— Data rows —
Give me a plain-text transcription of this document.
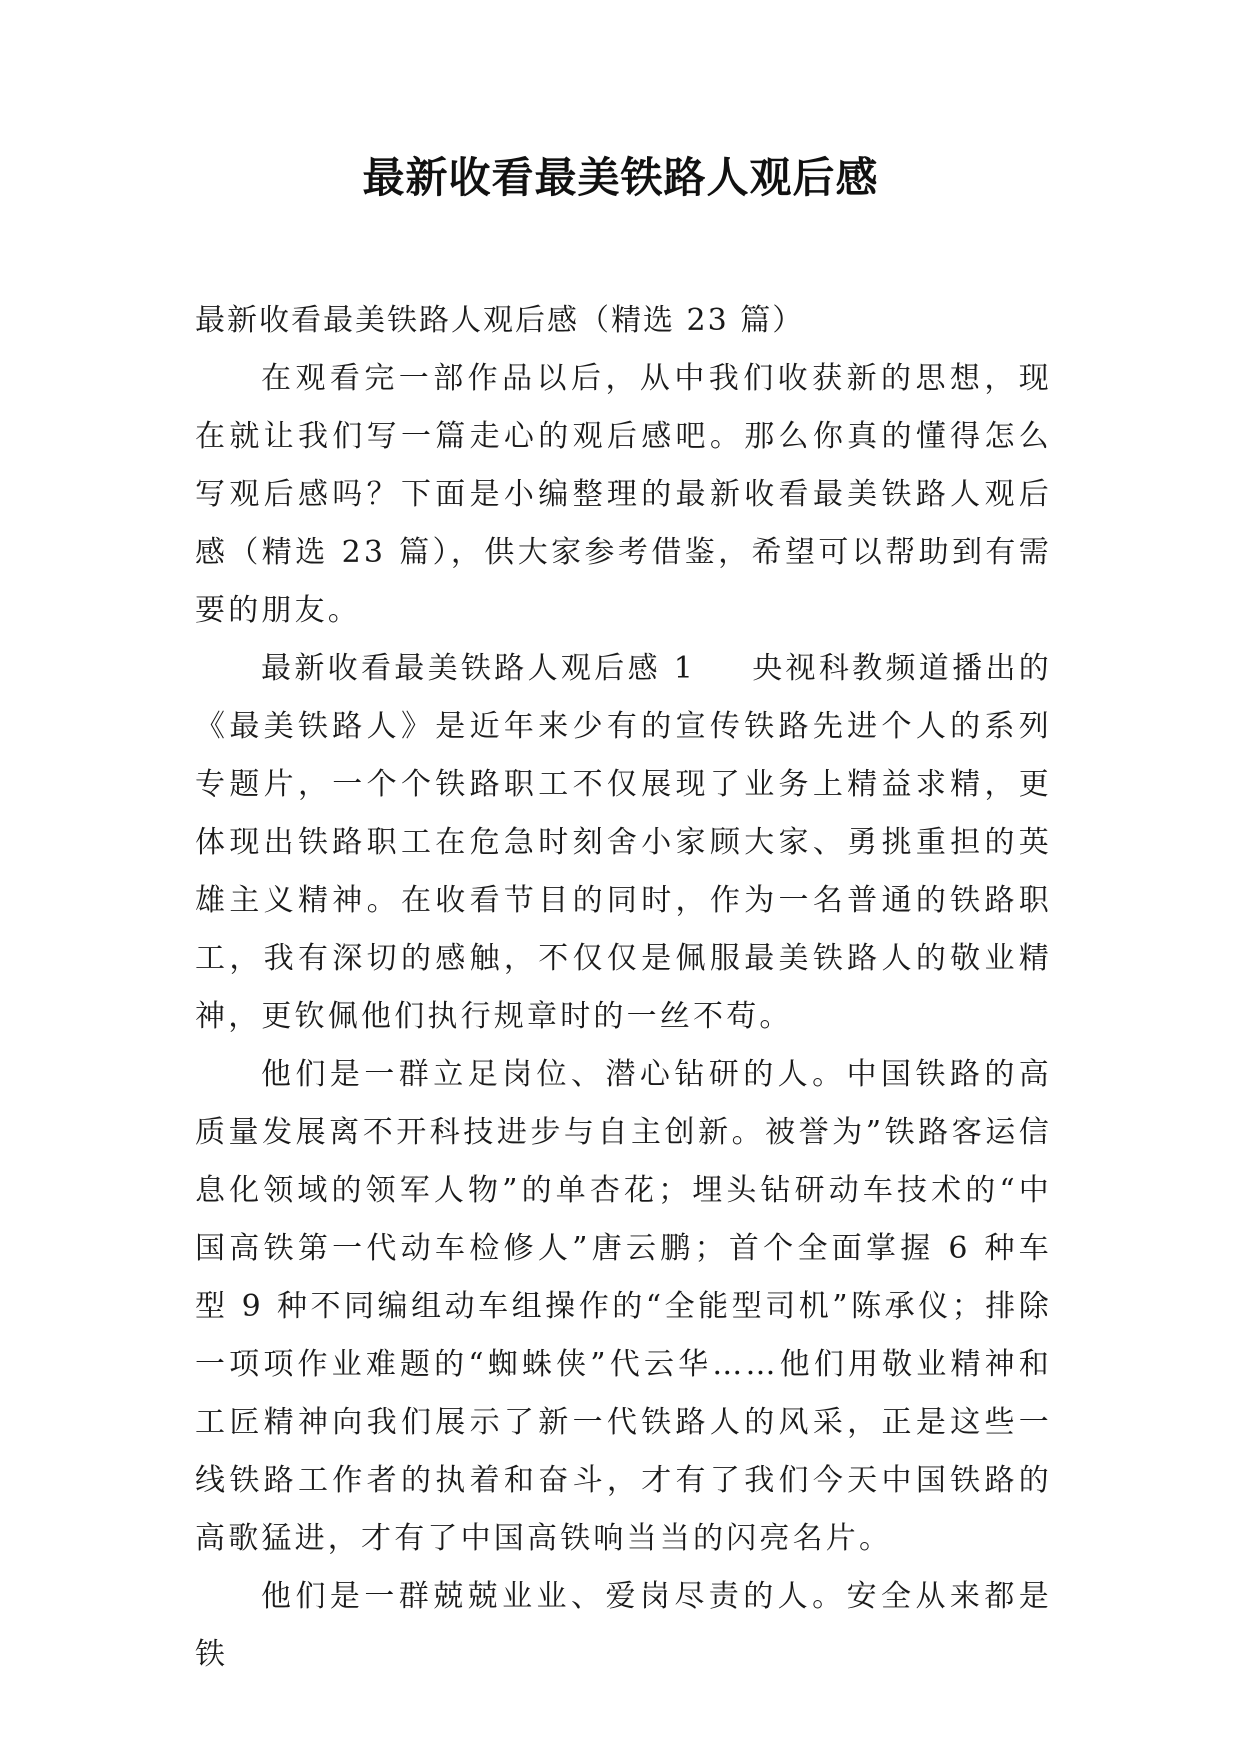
最新收看最美铁路人观后感

最新收看最美铁路人观后感（精选 23 篇）

在观看完一部作品以后，从中我们收获新的思想，现在就让我们写一篇走心的观后感吧。那么你真的懂得怎么写观后感吗？下面是小编整理的最新收看最美铁路人观后感（精选 23 篇），供大家参考借鉴，希望可以帮助到有需要的朋友。

最新收看最美铁路人观后感 1 央视科教频道播出的《最美铁路人》是近年来少有的宣传铁路先进个人的系列专题片，一个个铁路职工不仅展现了业务上精益求精，更体现出铁路职工在危急时刻舍小家顾大家、勇挑重担的英雄主义精神。在收看节目的同时，作为一名普通的铁路职工，我有深切的感触，不仅仅是佩服最美铁路人的敬业精神，更钦佩他们执行规章时的一丝不苟。

他们是一群立足岗位、潜心钻研的人。中国铁路的高质量发展离不开科技进步与自主创新。被誉为”铁路客运信息化领域的领军人物”的单杏花；埋头钻研动车技术的“中国高铁第一代动车检修人”唐云鹏；首个全面掌握 6 种车型 9 种不同编组动车组操作的“全能型司机”陈承仪；排除一项项作业难题的“蜘蛛侠”代云华……他们用敬业精神和工匠精神向我们展示了新一代铁路人的风采，正是这些一线铁路工作者的执着和奋斗，才有了我们今天中国铁路的高歌猛进，才有了中国高铁响当当的闪亮名片。

他们是一群兢兢业业、爱岗尽责的人。安全从来都是铁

— Requirements —
Copy out all the entries exactly. Images stay out of the copy.

— Response —
Give me a plain-text transcription of this document.
最新收看最美铁路人观后感

最新收看最美铁路人观后感（精选 23 篇）

在观看完一部作品以后，从中我们收获新的思想，现在就让我们写一篇走心的观后感吧。那么你真的懂得怎么写观后感吗？下面是小编整理的最新收看最美铁路人观后感（精选 23 篇），供大家参考借鉴，希望可以帮助到有需要的朋友。

最新收看最美铁路人观后感 1 央视科教频道播出的《最美铁路人》是近年来少有的宣传铁路先进个人的系列专题片，一个个铁路职工不仅展现了业务上精益求精，更体现出铁路职工在危急时刻舍小家顾大家、勇挑重担的英雄主义精神。在收看节目的同时，作为一名普通的铁路职工，我有深切的感触，不仅仅是佩服最美铁路人的敬业精神，更钦佩他们执行规章时的一丝不苟。

他们是一群立足岗位、潜心钻研的人。中国铁路的高质量发展离不开科技进步与自主创新。被誉为”铁路客运信息化领域的领军人物”的单杏花；埋头钻研动车技术的“中国高铁第一代动车检修人”唐云鹏；首个全面掌握 6 种车型 9 种不同编组动车组操作的“全能型司机”陈承仪；排除一项项作业难题的“蜘蛛侠”代云华……他们用敬业精神和工匠精神向我们展示了新一代铁路人的风采，正是这些一线铁路工作者的执着和奋斗，才有了我们今天中国铁路的高歌猛进，才有了中国高铁响当当的闪亮名片。

他们是一群兢兢业业、爱岗尽责的人。安全从来都是铁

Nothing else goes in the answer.